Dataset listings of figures
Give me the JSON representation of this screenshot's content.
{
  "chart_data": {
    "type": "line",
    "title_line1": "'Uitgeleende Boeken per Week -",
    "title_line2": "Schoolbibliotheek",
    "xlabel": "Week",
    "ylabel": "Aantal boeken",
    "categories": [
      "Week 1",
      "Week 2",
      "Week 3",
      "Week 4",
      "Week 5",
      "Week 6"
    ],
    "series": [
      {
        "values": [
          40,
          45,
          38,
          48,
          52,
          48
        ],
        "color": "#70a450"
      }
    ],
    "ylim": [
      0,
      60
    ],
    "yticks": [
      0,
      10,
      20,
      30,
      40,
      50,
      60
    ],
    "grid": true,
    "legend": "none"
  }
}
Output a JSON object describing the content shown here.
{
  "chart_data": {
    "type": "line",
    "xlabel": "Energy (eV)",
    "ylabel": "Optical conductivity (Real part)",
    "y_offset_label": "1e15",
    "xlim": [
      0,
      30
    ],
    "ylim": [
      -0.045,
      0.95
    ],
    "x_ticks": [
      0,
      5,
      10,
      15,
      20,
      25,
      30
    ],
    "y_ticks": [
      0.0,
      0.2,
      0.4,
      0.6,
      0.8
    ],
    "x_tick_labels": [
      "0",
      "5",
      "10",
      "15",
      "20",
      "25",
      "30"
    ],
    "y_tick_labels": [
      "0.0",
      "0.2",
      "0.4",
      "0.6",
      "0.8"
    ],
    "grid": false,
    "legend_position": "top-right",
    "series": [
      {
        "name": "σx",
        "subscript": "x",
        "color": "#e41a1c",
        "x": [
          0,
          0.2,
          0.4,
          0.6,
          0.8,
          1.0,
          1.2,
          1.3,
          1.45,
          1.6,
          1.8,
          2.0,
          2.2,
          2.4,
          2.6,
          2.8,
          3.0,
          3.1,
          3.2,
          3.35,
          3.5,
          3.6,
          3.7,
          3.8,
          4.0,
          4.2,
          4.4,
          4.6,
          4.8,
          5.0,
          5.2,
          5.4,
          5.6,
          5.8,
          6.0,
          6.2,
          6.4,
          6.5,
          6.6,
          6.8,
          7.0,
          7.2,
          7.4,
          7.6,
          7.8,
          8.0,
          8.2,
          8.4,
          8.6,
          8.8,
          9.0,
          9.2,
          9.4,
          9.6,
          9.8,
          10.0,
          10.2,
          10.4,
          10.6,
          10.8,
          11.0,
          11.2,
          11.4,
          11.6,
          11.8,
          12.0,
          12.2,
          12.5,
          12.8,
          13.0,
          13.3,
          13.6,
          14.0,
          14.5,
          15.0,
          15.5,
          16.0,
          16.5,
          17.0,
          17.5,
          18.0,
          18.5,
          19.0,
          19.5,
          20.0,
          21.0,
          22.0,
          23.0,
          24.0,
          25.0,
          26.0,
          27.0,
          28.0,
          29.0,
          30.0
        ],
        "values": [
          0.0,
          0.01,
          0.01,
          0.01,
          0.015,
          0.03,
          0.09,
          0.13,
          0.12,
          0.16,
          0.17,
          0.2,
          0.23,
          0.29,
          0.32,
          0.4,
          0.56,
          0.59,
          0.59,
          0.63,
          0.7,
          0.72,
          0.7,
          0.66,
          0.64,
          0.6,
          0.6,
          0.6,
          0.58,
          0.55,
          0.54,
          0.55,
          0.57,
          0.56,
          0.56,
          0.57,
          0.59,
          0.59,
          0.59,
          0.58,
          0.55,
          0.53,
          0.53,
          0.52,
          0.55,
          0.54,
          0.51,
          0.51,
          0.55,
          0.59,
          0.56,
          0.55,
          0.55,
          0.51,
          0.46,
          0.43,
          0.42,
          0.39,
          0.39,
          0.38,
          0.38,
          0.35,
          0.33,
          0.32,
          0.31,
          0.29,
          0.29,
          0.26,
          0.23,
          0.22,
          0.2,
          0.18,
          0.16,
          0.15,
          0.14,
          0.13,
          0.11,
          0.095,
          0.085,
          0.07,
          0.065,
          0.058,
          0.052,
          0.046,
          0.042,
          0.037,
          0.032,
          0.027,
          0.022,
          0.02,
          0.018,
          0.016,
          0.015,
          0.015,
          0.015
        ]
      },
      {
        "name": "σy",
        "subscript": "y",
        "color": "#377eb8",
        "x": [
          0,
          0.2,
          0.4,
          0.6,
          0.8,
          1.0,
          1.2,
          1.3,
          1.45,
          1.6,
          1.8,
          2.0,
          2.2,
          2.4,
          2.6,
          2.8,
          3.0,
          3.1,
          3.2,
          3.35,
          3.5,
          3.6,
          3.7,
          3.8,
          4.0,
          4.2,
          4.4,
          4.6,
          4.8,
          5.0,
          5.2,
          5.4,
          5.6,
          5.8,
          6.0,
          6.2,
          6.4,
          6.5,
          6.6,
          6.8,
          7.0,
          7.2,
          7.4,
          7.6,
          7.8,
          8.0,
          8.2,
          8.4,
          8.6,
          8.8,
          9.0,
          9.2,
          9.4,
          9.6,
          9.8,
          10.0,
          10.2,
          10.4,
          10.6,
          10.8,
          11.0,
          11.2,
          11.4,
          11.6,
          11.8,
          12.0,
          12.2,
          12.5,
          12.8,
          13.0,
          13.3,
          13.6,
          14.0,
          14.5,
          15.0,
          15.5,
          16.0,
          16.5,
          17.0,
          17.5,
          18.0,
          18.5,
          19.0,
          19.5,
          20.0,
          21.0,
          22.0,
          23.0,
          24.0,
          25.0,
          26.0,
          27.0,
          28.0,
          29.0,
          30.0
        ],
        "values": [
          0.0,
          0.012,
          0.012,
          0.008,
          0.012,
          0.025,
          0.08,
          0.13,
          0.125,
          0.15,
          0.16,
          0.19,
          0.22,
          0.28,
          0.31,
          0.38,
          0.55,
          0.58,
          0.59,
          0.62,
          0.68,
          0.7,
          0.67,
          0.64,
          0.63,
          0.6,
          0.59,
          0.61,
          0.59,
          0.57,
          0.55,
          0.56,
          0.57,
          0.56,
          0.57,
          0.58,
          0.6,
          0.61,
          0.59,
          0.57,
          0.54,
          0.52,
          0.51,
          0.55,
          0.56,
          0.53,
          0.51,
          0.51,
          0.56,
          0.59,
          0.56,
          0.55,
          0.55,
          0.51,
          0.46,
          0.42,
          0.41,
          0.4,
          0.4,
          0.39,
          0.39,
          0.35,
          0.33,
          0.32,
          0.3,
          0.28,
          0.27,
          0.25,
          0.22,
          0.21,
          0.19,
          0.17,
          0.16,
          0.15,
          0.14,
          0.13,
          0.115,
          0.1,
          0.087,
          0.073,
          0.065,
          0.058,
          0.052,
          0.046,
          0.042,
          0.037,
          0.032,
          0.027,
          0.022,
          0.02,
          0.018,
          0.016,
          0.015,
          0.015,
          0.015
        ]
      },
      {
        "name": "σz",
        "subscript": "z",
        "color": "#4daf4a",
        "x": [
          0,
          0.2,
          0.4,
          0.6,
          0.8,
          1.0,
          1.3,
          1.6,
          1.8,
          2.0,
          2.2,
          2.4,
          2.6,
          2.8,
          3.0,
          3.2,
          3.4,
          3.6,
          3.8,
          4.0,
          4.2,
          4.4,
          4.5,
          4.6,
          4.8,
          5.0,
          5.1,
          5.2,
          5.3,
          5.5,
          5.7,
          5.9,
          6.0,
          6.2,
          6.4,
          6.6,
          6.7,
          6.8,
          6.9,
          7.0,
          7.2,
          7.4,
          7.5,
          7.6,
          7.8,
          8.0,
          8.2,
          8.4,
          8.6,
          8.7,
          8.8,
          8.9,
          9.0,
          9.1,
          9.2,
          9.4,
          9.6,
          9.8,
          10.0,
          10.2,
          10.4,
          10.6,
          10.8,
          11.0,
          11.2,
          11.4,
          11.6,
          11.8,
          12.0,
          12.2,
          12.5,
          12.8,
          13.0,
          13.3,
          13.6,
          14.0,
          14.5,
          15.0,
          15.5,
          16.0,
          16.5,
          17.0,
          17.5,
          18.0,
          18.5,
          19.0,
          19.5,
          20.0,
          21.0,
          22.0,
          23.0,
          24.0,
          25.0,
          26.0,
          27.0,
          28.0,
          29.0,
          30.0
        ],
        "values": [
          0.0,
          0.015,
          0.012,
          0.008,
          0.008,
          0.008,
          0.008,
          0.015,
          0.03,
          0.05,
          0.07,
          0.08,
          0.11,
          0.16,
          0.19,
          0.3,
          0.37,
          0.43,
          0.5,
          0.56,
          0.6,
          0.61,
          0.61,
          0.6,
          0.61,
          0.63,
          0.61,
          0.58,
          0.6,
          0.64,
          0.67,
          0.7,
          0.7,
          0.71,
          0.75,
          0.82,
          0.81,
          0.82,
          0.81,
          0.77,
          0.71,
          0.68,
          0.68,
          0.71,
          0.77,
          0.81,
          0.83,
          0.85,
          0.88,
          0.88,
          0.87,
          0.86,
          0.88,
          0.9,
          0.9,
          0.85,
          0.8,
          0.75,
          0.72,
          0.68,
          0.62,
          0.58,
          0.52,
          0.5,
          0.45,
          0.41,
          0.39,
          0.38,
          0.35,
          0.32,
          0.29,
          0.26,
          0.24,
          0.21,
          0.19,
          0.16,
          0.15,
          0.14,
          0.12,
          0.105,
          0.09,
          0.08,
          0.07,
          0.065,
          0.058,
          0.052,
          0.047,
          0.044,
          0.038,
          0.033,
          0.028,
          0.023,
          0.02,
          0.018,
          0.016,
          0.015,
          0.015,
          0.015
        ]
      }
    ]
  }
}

### Exercise directions
Write down the number of lines where the word "JSON" appears, and nothing further.

### Final result
2